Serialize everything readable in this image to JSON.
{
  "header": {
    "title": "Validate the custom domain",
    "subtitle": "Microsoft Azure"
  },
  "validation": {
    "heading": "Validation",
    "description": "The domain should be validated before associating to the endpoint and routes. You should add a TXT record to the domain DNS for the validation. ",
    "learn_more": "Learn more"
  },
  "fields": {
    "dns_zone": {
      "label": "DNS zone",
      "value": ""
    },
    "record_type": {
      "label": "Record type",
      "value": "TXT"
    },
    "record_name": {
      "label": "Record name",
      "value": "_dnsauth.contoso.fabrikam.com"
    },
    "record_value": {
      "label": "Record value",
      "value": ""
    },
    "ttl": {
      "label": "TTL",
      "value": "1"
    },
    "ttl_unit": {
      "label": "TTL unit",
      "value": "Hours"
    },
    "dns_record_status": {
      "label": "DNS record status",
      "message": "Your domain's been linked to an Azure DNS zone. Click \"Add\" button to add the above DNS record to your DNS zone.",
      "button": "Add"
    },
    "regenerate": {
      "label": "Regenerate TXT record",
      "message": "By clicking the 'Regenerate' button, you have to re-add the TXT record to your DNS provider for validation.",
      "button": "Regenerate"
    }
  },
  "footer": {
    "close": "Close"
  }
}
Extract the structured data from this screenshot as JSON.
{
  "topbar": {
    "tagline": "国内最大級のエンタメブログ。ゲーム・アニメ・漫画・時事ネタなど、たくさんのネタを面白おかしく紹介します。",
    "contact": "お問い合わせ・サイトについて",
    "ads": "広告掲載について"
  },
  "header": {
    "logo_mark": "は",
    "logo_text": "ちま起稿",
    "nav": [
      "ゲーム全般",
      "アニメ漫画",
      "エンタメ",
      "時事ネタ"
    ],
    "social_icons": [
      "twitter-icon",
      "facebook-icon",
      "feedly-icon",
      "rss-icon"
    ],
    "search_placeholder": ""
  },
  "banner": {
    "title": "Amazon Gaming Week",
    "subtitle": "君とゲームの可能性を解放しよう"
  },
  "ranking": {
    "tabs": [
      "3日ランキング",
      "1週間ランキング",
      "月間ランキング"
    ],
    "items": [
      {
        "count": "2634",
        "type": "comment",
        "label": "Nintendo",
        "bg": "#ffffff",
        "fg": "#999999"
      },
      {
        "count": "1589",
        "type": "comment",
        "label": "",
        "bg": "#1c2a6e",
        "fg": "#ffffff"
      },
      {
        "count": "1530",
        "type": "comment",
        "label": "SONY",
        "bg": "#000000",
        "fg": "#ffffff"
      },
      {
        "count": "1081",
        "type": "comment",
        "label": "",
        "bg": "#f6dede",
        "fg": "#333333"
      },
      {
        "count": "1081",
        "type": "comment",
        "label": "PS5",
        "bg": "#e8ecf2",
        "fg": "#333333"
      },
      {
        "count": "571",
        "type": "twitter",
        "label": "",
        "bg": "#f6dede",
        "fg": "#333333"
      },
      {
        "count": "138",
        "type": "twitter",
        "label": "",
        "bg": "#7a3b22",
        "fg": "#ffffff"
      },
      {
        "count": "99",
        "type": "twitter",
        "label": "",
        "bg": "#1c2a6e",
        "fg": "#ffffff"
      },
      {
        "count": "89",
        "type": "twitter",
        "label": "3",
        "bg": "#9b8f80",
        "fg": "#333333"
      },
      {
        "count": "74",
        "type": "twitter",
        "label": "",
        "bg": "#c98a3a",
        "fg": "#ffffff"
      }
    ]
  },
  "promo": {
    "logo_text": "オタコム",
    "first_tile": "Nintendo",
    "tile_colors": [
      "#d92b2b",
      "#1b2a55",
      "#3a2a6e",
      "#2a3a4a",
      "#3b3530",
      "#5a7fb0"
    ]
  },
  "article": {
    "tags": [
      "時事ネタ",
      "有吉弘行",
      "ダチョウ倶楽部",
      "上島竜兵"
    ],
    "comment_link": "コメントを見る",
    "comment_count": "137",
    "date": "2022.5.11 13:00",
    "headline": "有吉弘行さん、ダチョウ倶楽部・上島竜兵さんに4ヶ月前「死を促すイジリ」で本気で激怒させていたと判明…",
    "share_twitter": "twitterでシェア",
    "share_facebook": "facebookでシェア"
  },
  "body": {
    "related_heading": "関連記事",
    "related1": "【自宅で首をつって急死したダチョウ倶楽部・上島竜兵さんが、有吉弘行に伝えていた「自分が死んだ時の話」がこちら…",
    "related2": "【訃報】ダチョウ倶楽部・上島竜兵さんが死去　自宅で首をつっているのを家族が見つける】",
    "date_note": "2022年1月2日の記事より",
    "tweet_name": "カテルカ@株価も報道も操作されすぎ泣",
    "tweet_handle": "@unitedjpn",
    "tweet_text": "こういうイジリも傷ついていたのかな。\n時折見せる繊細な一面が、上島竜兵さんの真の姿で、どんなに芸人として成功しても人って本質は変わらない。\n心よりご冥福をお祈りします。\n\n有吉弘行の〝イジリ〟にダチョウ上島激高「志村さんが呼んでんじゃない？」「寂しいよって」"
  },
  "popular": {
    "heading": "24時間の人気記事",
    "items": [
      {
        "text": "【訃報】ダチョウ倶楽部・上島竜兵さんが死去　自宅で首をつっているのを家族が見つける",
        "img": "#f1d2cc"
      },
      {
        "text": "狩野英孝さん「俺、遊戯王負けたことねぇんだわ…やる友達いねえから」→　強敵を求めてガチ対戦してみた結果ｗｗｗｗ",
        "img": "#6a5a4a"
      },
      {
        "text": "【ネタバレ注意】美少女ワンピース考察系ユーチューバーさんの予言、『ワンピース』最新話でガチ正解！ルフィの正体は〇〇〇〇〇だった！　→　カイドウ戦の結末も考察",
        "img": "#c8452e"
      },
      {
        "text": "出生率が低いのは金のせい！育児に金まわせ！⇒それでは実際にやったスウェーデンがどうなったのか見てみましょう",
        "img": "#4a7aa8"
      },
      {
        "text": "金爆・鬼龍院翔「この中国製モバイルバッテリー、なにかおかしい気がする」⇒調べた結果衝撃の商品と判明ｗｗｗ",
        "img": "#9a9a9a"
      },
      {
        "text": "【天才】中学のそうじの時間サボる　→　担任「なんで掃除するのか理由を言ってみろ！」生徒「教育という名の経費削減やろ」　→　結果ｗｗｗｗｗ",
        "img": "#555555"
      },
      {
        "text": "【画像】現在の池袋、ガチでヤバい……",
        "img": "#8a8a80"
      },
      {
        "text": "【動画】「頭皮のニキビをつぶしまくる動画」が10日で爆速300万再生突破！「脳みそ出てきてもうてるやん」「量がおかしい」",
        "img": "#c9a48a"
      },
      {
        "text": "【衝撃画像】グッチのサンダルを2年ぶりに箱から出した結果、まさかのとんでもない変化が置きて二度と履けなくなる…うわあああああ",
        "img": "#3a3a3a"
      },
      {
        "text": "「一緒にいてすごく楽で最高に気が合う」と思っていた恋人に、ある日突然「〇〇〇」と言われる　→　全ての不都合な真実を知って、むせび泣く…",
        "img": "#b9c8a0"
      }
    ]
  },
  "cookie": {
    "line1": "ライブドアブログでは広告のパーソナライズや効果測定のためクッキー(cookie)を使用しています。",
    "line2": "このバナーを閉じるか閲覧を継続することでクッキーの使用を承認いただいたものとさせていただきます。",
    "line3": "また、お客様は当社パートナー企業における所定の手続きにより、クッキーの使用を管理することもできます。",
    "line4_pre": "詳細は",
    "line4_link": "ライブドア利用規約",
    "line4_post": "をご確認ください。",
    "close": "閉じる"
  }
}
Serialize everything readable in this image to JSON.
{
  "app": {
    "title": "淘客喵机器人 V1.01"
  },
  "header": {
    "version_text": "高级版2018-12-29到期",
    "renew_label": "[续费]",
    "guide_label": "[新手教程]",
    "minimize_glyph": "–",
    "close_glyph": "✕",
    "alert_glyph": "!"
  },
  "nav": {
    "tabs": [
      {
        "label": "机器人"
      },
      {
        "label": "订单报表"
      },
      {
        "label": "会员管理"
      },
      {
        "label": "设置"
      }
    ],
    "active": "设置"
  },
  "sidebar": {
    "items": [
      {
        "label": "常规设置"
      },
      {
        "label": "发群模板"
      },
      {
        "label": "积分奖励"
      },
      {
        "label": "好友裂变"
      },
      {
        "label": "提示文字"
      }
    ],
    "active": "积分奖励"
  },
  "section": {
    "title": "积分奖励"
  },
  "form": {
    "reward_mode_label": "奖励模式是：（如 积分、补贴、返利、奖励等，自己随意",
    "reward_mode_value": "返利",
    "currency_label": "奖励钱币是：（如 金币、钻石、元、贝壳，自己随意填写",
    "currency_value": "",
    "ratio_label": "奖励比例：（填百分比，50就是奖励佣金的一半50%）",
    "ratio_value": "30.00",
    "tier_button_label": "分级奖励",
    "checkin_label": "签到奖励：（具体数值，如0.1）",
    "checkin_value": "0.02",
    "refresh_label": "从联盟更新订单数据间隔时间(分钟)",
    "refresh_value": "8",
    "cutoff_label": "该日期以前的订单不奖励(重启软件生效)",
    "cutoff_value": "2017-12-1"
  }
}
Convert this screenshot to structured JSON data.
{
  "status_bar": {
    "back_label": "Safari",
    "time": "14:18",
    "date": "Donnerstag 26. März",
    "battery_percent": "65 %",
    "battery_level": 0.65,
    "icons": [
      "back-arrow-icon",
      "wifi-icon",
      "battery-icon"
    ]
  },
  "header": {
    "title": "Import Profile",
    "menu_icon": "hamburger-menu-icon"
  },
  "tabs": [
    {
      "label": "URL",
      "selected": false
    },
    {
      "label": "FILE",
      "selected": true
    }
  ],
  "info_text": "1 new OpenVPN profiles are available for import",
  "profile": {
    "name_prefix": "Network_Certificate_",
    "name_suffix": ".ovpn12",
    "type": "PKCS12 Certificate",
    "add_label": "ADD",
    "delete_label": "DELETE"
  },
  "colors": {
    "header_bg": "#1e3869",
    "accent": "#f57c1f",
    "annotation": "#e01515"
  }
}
-*-
**What is asked:** Go through the material and copy out every line with "Nintendo" in it.

**Result of the exercise:**
        "label": "Nintendo",
    "first_tile": "Nintendo",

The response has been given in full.